*WRITTEN INSTRUCTION:* Pick out each line in the data below that contains the string "association", and copy those lines in full.

*RECORD LIST:*
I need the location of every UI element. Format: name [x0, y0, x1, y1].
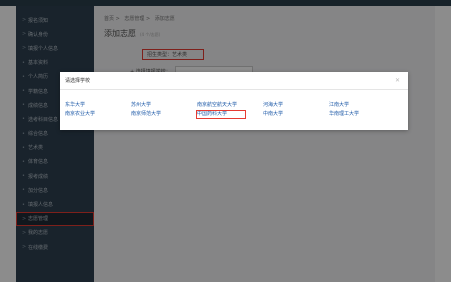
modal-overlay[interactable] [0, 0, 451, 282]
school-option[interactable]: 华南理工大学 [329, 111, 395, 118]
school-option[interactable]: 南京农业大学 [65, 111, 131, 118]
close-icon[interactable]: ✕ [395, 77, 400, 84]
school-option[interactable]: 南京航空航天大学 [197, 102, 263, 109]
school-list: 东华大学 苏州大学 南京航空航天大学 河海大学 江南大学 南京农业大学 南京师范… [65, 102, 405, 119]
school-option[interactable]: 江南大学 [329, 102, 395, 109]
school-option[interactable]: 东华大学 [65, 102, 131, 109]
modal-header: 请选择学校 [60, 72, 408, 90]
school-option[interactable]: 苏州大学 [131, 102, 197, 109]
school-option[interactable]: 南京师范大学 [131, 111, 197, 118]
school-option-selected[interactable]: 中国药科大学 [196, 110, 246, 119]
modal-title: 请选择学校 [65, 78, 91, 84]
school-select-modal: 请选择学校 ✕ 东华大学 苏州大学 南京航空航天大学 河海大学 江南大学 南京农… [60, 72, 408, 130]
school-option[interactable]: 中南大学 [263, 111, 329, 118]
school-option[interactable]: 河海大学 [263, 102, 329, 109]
==
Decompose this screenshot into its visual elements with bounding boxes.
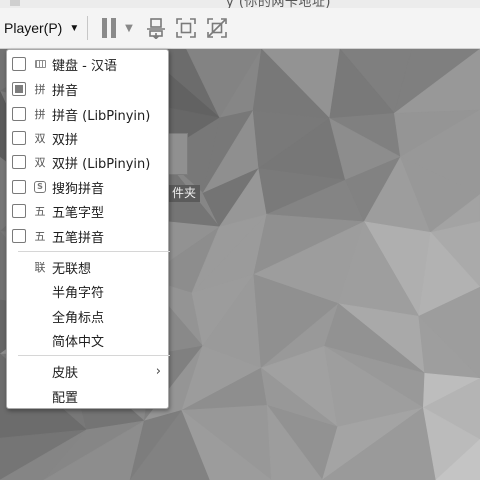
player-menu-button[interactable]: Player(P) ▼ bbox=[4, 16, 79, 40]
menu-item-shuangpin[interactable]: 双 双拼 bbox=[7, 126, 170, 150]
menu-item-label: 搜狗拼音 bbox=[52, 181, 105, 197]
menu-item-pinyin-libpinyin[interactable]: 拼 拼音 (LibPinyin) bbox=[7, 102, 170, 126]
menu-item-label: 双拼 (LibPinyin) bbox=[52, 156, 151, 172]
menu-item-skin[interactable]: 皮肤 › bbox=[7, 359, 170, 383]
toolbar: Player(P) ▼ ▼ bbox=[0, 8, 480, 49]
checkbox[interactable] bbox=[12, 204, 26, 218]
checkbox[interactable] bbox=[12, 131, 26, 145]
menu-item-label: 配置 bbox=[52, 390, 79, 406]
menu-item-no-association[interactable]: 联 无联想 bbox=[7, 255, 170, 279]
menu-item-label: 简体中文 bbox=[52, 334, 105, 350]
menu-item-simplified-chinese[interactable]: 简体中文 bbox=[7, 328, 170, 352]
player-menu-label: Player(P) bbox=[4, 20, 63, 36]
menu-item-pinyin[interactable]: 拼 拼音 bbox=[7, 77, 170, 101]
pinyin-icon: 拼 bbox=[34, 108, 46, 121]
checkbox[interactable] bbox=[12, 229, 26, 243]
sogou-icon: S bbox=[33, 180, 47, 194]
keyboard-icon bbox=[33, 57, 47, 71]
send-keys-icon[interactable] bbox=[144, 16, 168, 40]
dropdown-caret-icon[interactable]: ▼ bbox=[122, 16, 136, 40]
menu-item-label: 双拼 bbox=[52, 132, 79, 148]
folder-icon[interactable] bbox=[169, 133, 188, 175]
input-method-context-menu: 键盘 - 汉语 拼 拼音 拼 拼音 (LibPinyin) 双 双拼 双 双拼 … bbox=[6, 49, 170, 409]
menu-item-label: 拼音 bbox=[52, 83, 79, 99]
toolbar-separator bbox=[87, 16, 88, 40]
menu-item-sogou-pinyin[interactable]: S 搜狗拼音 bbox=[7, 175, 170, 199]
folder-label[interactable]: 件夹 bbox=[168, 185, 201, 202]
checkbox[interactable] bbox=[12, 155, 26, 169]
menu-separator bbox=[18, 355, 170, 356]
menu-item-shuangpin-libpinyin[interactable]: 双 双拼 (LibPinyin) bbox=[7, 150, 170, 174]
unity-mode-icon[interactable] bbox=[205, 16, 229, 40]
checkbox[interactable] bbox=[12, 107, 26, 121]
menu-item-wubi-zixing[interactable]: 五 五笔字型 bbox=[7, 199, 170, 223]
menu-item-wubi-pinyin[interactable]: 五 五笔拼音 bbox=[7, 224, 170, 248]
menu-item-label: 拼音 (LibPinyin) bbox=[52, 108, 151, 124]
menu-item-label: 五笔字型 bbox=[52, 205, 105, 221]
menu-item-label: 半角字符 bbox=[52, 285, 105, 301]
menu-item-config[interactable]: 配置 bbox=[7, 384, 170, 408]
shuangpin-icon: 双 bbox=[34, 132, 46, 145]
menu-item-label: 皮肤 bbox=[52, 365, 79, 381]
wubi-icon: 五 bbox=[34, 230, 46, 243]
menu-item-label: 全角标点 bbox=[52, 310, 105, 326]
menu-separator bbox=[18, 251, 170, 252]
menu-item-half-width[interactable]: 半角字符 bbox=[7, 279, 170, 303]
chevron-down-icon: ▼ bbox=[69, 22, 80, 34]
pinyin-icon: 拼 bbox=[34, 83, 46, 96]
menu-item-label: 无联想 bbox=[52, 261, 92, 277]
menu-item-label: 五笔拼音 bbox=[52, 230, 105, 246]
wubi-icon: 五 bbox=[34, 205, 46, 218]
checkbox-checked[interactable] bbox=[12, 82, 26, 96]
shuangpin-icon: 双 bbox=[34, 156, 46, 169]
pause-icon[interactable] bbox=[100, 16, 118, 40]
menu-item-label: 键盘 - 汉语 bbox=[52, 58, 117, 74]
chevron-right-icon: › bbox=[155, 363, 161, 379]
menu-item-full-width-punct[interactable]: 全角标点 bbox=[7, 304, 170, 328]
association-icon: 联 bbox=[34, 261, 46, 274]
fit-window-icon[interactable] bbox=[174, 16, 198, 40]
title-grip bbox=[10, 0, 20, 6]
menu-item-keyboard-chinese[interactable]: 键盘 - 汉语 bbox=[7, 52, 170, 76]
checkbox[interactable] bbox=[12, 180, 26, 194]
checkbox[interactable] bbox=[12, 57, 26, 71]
* * *
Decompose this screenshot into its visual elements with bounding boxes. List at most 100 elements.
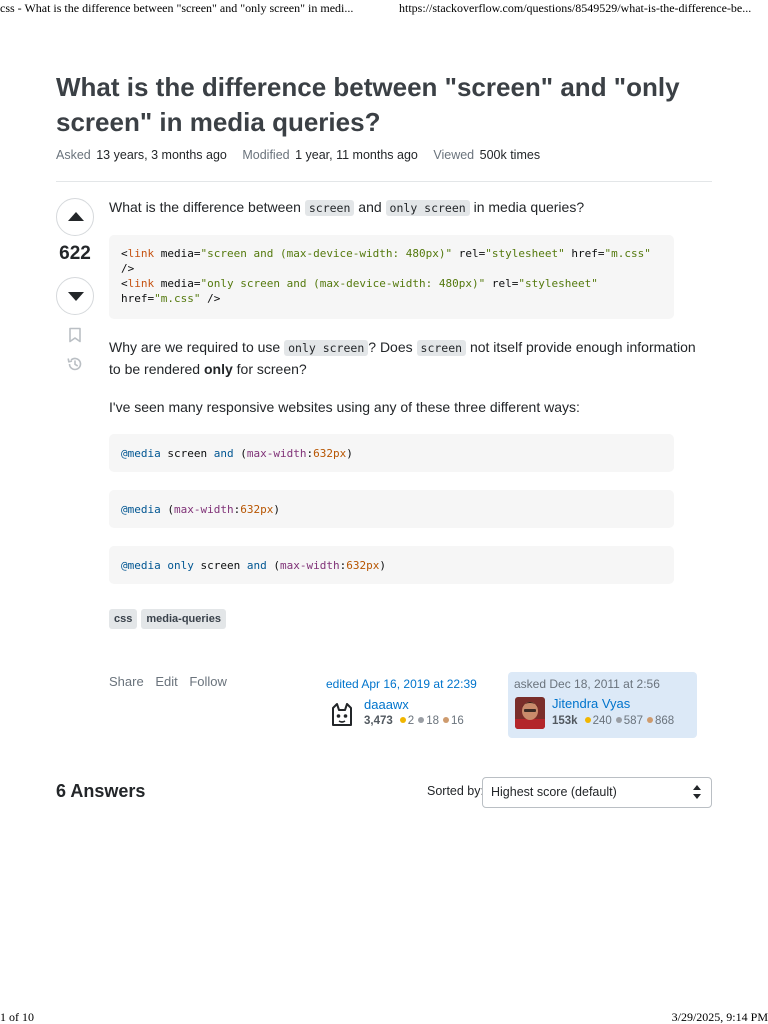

*COMPLETE RESPONSE:*
menu-item-no-association[interactable]: 联 无联想 bbox=[7, 255, 170, 279]
association-icon: 联 bbox=[34, 261, 46, 274]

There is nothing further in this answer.